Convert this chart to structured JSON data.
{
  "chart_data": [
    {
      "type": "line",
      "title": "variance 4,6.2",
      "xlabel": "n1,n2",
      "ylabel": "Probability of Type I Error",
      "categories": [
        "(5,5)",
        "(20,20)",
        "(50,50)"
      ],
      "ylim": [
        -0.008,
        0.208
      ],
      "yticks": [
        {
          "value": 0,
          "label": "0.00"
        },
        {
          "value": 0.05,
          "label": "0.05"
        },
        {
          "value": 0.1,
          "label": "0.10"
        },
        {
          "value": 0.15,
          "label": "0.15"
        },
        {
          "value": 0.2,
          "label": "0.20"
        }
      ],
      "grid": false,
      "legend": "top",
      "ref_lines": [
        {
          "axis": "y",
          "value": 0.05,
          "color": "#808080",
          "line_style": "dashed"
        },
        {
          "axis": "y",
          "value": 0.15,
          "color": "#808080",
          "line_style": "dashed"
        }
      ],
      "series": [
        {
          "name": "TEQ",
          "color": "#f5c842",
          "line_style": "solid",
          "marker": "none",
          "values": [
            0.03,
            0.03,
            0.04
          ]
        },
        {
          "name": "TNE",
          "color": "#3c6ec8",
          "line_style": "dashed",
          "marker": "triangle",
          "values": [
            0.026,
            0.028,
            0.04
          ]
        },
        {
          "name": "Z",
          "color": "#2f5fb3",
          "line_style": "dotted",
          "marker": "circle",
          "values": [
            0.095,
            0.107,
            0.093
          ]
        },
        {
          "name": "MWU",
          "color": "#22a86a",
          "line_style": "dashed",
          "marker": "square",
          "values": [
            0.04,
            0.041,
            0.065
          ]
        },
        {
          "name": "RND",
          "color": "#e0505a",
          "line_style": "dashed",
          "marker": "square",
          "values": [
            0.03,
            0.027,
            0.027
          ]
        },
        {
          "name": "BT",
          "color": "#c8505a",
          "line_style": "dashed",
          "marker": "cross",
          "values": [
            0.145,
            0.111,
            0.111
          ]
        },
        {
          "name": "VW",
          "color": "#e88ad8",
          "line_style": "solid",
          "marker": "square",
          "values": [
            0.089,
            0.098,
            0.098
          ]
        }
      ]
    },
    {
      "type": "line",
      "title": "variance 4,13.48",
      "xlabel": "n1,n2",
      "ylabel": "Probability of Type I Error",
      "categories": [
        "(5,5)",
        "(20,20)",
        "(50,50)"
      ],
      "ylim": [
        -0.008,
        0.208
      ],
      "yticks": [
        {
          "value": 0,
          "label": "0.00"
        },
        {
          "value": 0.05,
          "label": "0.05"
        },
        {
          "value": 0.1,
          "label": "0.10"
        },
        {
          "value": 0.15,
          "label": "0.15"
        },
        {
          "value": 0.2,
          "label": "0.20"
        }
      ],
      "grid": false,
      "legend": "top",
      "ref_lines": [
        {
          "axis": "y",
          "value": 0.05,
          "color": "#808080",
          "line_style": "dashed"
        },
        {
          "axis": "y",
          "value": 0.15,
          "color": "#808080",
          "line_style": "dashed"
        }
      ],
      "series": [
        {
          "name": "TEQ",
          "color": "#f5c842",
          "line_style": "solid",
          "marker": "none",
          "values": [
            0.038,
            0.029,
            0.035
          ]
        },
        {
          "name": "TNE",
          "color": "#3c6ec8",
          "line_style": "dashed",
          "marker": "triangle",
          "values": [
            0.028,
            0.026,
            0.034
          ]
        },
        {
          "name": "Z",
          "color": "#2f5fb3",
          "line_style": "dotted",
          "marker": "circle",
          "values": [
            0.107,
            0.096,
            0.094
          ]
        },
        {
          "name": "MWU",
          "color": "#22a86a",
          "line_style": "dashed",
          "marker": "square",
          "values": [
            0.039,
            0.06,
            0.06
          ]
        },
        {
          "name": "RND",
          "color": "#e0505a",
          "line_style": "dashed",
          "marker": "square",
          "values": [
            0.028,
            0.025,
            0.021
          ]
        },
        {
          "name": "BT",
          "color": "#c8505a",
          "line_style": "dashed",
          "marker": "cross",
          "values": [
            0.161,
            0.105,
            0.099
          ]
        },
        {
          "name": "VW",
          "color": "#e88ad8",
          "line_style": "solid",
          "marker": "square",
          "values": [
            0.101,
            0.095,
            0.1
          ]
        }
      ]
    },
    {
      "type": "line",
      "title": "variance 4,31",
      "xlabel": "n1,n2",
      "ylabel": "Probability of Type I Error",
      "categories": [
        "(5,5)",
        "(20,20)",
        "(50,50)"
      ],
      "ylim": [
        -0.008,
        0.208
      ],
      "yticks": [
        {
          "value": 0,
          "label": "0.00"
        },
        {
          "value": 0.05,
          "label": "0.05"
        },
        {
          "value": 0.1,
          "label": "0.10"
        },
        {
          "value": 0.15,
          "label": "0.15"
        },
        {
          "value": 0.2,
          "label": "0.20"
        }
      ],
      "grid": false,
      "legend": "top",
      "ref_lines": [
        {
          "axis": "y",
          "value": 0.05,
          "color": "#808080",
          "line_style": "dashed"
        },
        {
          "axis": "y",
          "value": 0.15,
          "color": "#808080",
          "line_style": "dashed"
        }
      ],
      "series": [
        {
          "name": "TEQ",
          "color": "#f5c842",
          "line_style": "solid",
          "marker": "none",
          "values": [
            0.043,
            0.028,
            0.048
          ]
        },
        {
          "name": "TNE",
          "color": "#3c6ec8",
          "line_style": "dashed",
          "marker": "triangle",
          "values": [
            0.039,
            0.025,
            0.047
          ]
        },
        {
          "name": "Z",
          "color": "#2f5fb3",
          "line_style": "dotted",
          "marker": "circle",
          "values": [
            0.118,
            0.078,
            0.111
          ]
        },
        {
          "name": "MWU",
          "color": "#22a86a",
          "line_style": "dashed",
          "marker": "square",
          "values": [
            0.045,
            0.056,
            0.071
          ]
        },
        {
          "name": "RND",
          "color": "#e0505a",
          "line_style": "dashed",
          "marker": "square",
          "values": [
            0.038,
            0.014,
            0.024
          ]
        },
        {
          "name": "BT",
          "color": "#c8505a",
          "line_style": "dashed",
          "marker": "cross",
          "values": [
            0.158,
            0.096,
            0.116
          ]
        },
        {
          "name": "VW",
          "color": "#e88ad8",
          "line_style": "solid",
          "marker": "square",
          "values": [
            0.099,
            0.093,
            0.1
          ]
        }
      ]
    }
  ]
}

# Given instruction:
The records above should be returned exactly.

# Response to this task:
Convert this chart to structured JSON data.
{
  "chart_data": [
    {
      "type": "line",
      "title": "variance 4,6.2",
      "xlabel": "n1,n2",
      "ylabel": "Probability of Type I Error",
      "categories": [
        "(5,5)",
        "(20,20)",
        "(50,50)"
      ],
      "ylim": [
        -0.008,
        0.208
      ],
      "yticks": [
        {
          "value": 0,
          "label": "0.00"
        },
        {
          "value": 0.05,
          "label": "0.05"
        },
        {
          "value": 0.1,
          "label": "0.10"
        },
        {
          "value": 0.15,
          "label": "0.15"
        },
        {
          "value": 0.2,
          "label": "0.20"
        }
      ],
      "grid": false,
      "legend": "top",
      "ref_lines": [
        {
          "axis": "y",
          "value": 0.05,
          "color": "#808080",
          "line_style": "dashed"
        },
        {
          "axis": "y",
          "value": 0.15,
          "color": "#808080",
          "line_style": "dashed"
        }
      ],
      "series": [
        {
          "name": "TEQ",
          "color": "#f5c842",
          "line_style": "solid",
          "marker": "none",
          "values": [
            0.03,
            0.03,
            0.04
          ]
        },
        {
          "name": "TNE",
          "color": "#3c6ec8",
          "line_style": "dashed",
          "marker": "triangle",
          "values": [
            0.026,
            0.028,
            0.04
          ]
        },
        {
          "name": "Z",
          "color": "#2f5fb3",
          "line_style": "dotted",
          "marker": "circle",
          "values": [
            0.095,
            0.107,
            0.093
          ]
        },
        {
          "name": "MWU",
          "color": "#22a86a",
          "line_style": "dashed",
          "marker": "square",
          "values": [
            0.04,
            0.041,
            0.065
          ]
        },
        {
          "name": "RND",
          "color": "#e0505a",
          "line_style": "dashed",
          "marker": "square",
          "values": [
            0.03,
            0.027,
            0.027
          ]
        },
        {
          "name": "BT",
          "color": "#c8505a",
          "line_style": "dashed",
          "marker": "cross",
          "values": [
            0.145,
            0.111,
            0.111
          ]
        },
        {
          "name": "VW",
          "color": "#e88ad8",
          "line_style": "solid",
          "marker": "square",
          "values": [
            0.089,
            0.098,
            0.098
          ]
        }
      ]
    },
    {
      "type": "line",
      "title": "variance 4,13.48",
      "xlabel": "n1,n2",
      "ylabel": "Probability of Type I Error",
      "categories": [
        "(5,5)",
        "(20,20)",
        "(50,50)"
      ],
      "ylim": [
        -0.008,
        0.208
      ],
      "yticks": [
        {
          "value": 0,
          "label": "0.00"
        },
        {
          "value": 0.05,
          "label": "0.05"
        },
        {
          "value": 0.1,
          "label": "0.10"
        },
        {
          "value": 0.15,
          "label": "0.15"
        },
        {
          "value": 0.2,
          "label": "0.20"
        }
      ],
      "grid": false,
      "legend": "top",
      "ref_lines": [
        {
          "axis": "y",
          "value": 0.05,
          "color": "#808080",
          "line_style": "dashed"
        },
        {
          "axis": "y",
          "value": 0.15,
          "color": "#808080",
          "line_style": "dashed"
        }
      ],
      "series": [
        {
          "name": "TEQ",
          "color": "#f5c842",
          "line_style": "solid",
          "marker": "none",
          "values": [
            0.038,
            0.029,
            0.035
          ]
        },
        {
          "name": "TNE",
          "color": "#3c6ec8",
          "line_style": "dashed",
          "marker": "triangle",
          "values": [
            0.028,
            0.026,
            0.034
          ]
        },
        {
          "name": "Z",
          "color": "#2f5fb3",
          "line_style": "dotted",
          "marker": "circle",
          "values": [
            0.107,
            0.096,
            0.094
          ]
        },
        {
          "name": "MWU",
          "color": "#22a86a",
          "line_style": "dashed",
          "marker": "square",
          "values": [
            0.039,
            0.06,
            0.06
          ]
        },
        {
          "name": "RND",
          "color": "#e0505a",
          "line_style": "dashed",
          "marker": "square",
          "values": [
            0.028,
            0.025,
            0.021
          ]
        },
        {
          "name": "BT",
          "color": "#c8505a",
          "line_style": "dashed",
          "marker": "cross",
          "values": [
            0.161,
            0.105,
            0.099
          ]
        },
        {
          "name": "VW",
          "color": "#e88ad8",
          "line_style": "solid",
          "marker": "square",
          "values": [
            0.101,
            0.095,
            0.1
          ]
        }
      ]
    },
    {
      "type": "line",
      "title": "variance 4,31",
      "xlabel": "n1,n2",
      "ylabel": "Probability of Type I Error",
      "categories": [
        "(5,5)",
        "(20,20)",
        "(50,50)"
      ],
      "ylim": [
        -0.008,
        0.208
      ],
      "yticks": [
        {
          "value": 0,
          "label": "0.00"
        },
        {
          "value": 0.05,
          "label": "0.05"
        },
        {
          "value": 0.1,
          "label": "0.10"
        },
        {
          "value": 0.15,
          "label": "0.15"
        },
        {
          "value": 0.2,
          "label": "0.20"
        }
      ],
      "grid": false,
      "legend": "top",
      "ref_lines": [
        {
          "axis": "y",
          "value": 0.05,
          "color": "#808080",
          "line_style": "dashed"
        },
        {
          "axis": "y",
          "value": 0.15,
          "color": "#808080",
          "line_style": "dashed"
        }
      ],
      "series": [
        {
          "name": "TEQ",
          "color": "#f5c842",
          "line_style": "solid",
          "marker": "none",
          "values": [
            0.043,
            0.028,
            0.048
          ]
        },
        {
          "name": "TNE",
          "color": "#3c6ec8",
          "line_style": "dashed",
          "marker": "triangle",
          "values": [
            0.039,
            0.025,
            0.047
          ]
        },
        {
          "name": "Z",
          "color": "#2f5fb3",
          "line_style": "dotted",
          "marker": "circle",
          "values": [
            0.118,
            0.078,
            0.111
          ]
        },
        {
          "name": "MWU",
          "color": "#22a86a",
          "line_style": "dashed",
          "marker": "square",
          "values": [
            0.045,
            0.056,
            0.071
          ]
        },
        {
          "name": "RND",
          "color": "#e0505a",
          "line_style": "dashed",
          "marker": "square",
          "values": [
            0.038,
            0.014,
            0.024
          ]
        },
        {
          "name": "BT",
          "color": "#c8505a",
          "line_style": "dashed",
          "marker": "cross",
          "values": [
            0.158,
            0.096,
            0.116
          ]
        },
        {
          "name": "VW",
          "color": "#e88ad8",
          "line_style": "solid",
          "marker": "square",
          "values": [
            0.099,
            0.093,
            0.1
          ]
        }
      ]
    }
  ]
}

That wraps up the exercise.